- [Given entries]
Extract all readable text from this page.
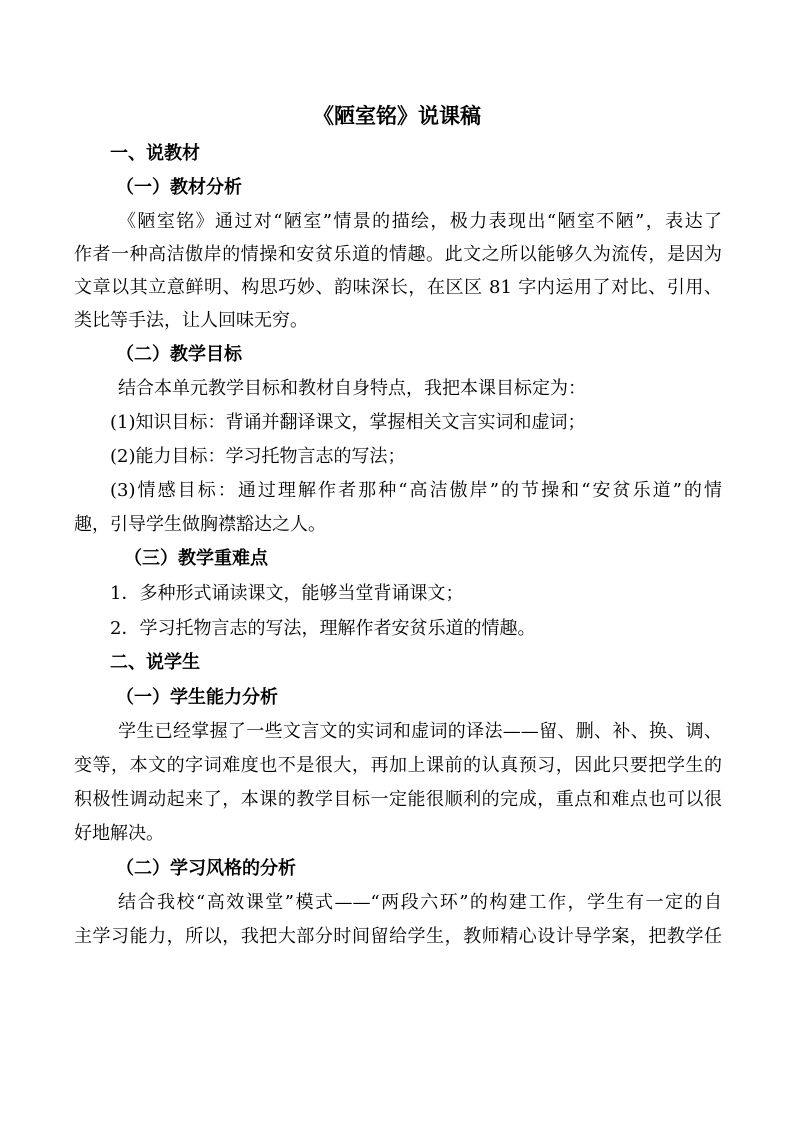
《陋室铭》说课稿
一、说教材
（一）教材分析
《陋室铭》通过对“陋室”情景的描绘，极力表现出“陋室不陋”，表达了
作者一种高洁傲岸的情操和安贫乐道的情趣。此文之所以能够久为流传，是因为
文章以其立意鲜明、构思巧妙、韵味深长，在区区 81 字内运用了对比、引用、
类比等手法，让人回味无穷。
（二）教学目标
结合本单元教学目标和教材自身特点，我把本课目标定为：
(1)知识目标：背诵并翻译课文，掌握相关文言实词和虚词；
(2)能力目标：学习托物言志的写法；
(3)情感目标：通过理解作者那种“高洁傲岸”的节操和“安贫乐道”的情
趣，引导学生做胸襟豁达之人。
（三）教学重难点
1．多种形式诵读课文，能够当堂背诵课文；
2．学习托物言志的写法，理解作者安贫乐道的情趣。
二、说学生
（一）学生能力分析
学生已经掌握了一些文言文的实词和虚词的译法——留、删、补、换、调、
变等，本文的字词难度也不是很大，再加上课前的认真预习，因此只要把学生的
积极性调动起来了，本课的教学目标一定能很顺利的完成，重点和难点也可以很
好地解决。
（二）学习风格的分析
结合我校“高效课堂”模式——“两段六环”的构建工作，学生有一定的自
主学习能力，所以，我把大部分时间留给学生，教师精心设计导学案，把教学任
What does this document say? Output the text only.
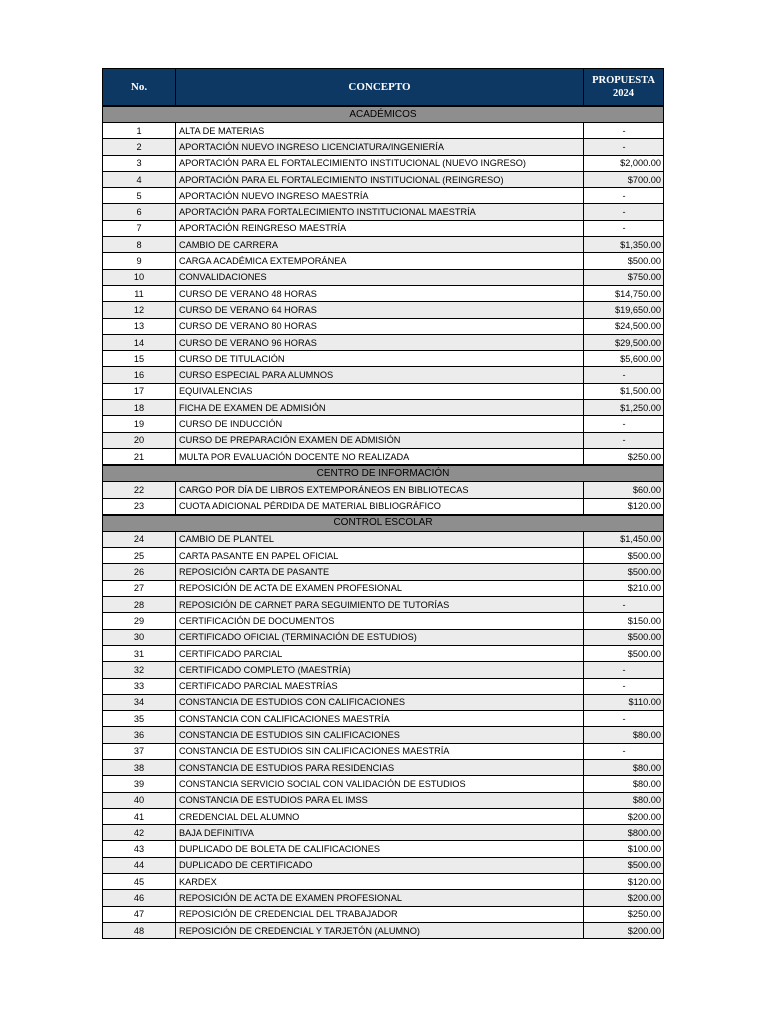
No.	CONCEPTO	PROPUESTA
2024
ACADÉMICOS		
1	ALTA DE MATERIAS	-
2	APORTACIÓN NUEVO INGRESO LICENCIATURA/INGENIERÍA	-
3	APORTACIÓN PARA EL FORTALECIMIENTO INSTITUCIONAL (NUEVO INGRESO)	$2,000.00
4	APORTACIÓN PARA EL FORTALECIMIENTO INSTITUCIONAL (REINGRESO)	$700.00
5	APORTACIÓN NUEVO INGRESO MAESTRÍA	-
6	APORTACIÓN PARA FORTALECIMIENTO INSTITUCIONAL MAESTRÍA	-
7	APORTACIÓN REINGRESO MAESTRÍA	-
8	CAMBIO DE CARRERA	$1,350.00
9	CARGA ACADÉMICA EXTEMPORÁNEA	$500.00
10	CONVALIDACIONES	$750.00
11	CURSO DE VERANO 48 HORAS	$14,750.00
12	CURSO DE VERANO 64 HORAS	$19,650.00
13	CURSO DE VERANO 80 HORAS	$24,500.00
14	CURSO DE VERANO 96 HORAS	$29,500.00
15	CURSO DE TITULACIÓN	$5,600.00
16	CURSO ESPECIAL PARA ALUMNOS	-
17	EQUIVALENCIAS	$1,500.00
18	FICHA DE EXAMEN DE ADMISIÓN	$1,250.00
19	CURSO DE INDUCCIÓN	-
20	CURSO DE PREPARACIÓN EXAMEN DE ADMISIÓN	-
21	MULTA POR EVALUACIÓN DOCENTE NO REALIZADA	$250.00
CENTRO DE INFORMACIÓN		
22	CARGO POR DÍA DE LIBROS EXTEMPORÁNEOS EN BIBLIOTECAS	$60.00
23	CUOTA ADICIONAL PÉRDIDA DE MATERIAL BIBLIOGRÁFICO	$120.00
CONTROL ESCOLAR		
24	CAMBIO DE PLANTEL	$1,450.00
25	CARTA PASANTE EN PAPEL OFICIAL	$500.00
26	REPOSICIÓN CARTA DE PASANTE	$500.00
27	REPOSICIÓN DE ACTA DE EXAMEN PROFESIONAL	$210.00
28	REPOSICIÓN DE CARNET PARA SEGUIMIENTO DE TUTORÍAS	-
29	CERTIFICACIÓN DE DOCUMENTOS	$150.00
30	CERTIFICADO OFICIAL (TERMINACIÓN DE ESTUDIOS)	$500.00
31	CERTIFICADO PARCIAL	$500.00
32	CERTIFICADO COMPLETO (MAESTRÍA)	-
33	CERTIFICADO PARCIAL MAESTRÍAS	-
34	CONSTANCIA DE ESTUDIOS CON CALIFICACIONES	$110.00
35	CONSTANCIA CON CALIFICACIONES MAESTRÍA	-
36	CONSTANCIA DE ESTUDIOS SIN CALIFICACIONES	$80.00
37	CONSTANCIA DE ESTUDIOS SIN CALIFICACIONES MAESTRÍA	-
38	CONSTANCIA DE ESTUDIOS PARA RESIDENCIAS	$80.00
39	CONSTANCIA SERVICIO SOCIAL CON VALIDACIÓN DE ESTUDIOS	$80.00
40	CONSTANCIA DE ESTUDIOS PARA EL IMSS	$80.00
41	CREDENCIAL DEL ALUMNO	$200.00
42	BAJA DEFINITIVA	$800.00
43	DUPLICADO DE BOLETA DE CALIFICACIONES	$100.00
44	DUPLICADO DE CERTIFICADO	$500.00
45	KARDEX	$120.00
46	REPOSICIÓN DE ACTA DE EXAMEN PROFESIONAL	$200.00
47	REPOSICIÓN DE CREDENCIAL DEL TRABAJADOR	$250.00
48	REPOSICIÓN DE CREDENCIAL Y TARJETÓN (ALUMNO)	$200.00
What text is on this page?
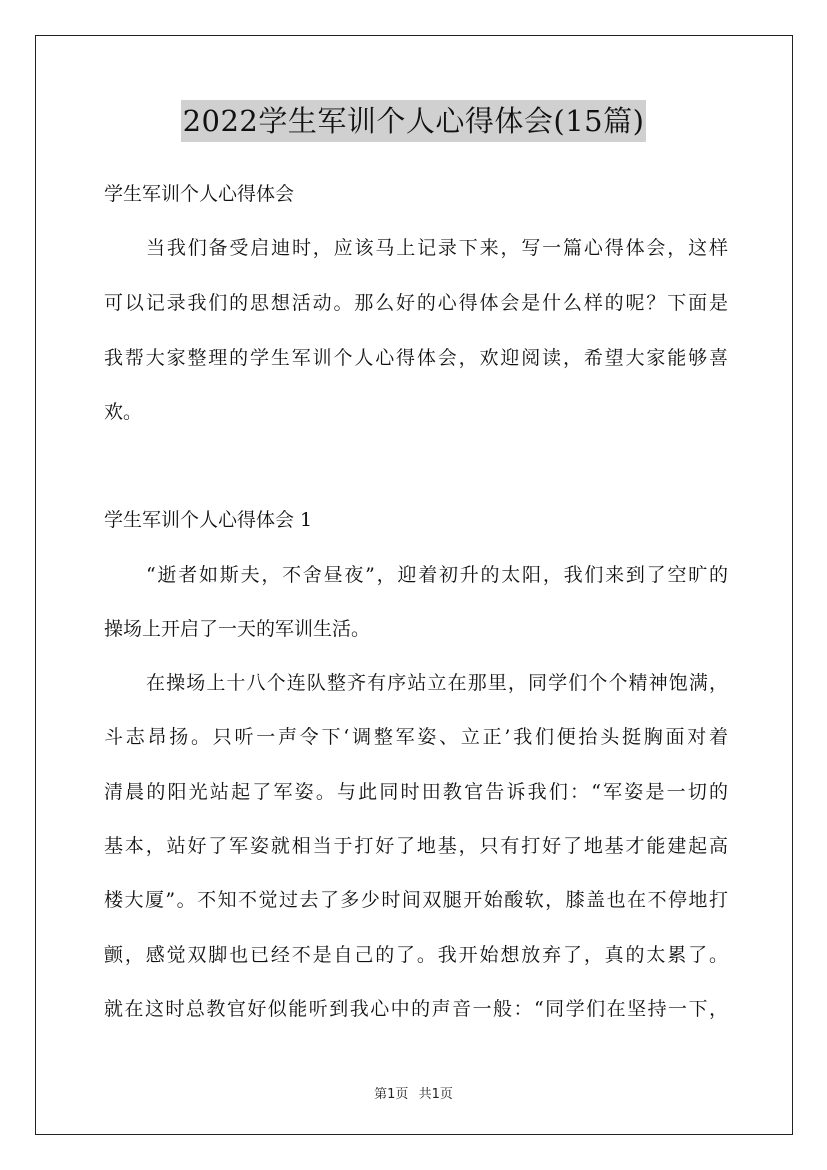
2022学生军训个人心得体会(15篇)
学生军训个人心得体会
当我们备受启迪时，应该马上记录下来，写一篇心得体会，这样
可以记录我们的思想活动。那么好的心得体会是什么样的呢？下面是
我帮大家整理的学生军训个人心得体会，欢迎阅读，希望大家能够喜
欢。
学生军训个人心得体会 1
“逝者如斯夫，不舍昼夜”，迎着初升的太阳，我们来到了空旷的
操场上开启了一天的军训生活。
在操场上十八个连队整齐有序站立在那里，同学们个个精神饱满，
斗志昂扬。只听一声令下‘调整军姿、立正’我们便抬头挺胸面对着
清晨的阳光站起了军姿。与此同时田教官告诉我们：“军姿是一切的
基本，站好了军姿就相当于打好了地基，只有打好了地基才能建起高
楼大厦”。不知不觉过去了多少时间双腿开始酸软，膝盖也在不停地打
颤，感觉双脚也已经不是自己的了。我开始想放弃了，真的太累了。
就在这时总教官好似能听到我心中的声音一般：“同学们在坚持一下，
第1页 共1页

- [Job] Retype, without any picture, exactly the lines from the one with "What text is on this page?" through the end of the entries, inclusive.

- [Exercise answer]
What text is on this page?
2022学生军训个人心得体会(15篇)
学生军训个人心得体会
当我们备受启迪时，应该马上记录下来，写一篇心得体会，这样
可以记录我们的思想活动。那么好的心得体会是什么样的呢？下面是
我帮大家整理的学生军训个人心得体会，欢迎阅读，希望大家能够喜
欢。
学生军训个人心得体会 1
“逝者如斯夫，不舍昼夜”，迎着初升的太阳，我们来到了空旷的
操场上开启了一天的军训生活。
在操场上十八个连队整齐有序站立在那里，同学们个个精神饱满，
斗志昂扬。只听一声令下‘调整军姿、立正’我们便抬头挺胸面对着
清晨的阳光站起了军姿。与此同时田教官告诉我们：“军姿是一切的
基本，站好了军姿就相当于打好了地基，只有打好了地基才能建起高
楼大厦”。不知不觉过去了多少时间双腿开始酸软，膝盖也在不停地打
颤，感觉双脚也已经不是自己的了。我开始想放弃了，真的太累了。
就在这时总教官好似能听到我心中的声音一般：“同学们在坚持一下，
第1页 共1页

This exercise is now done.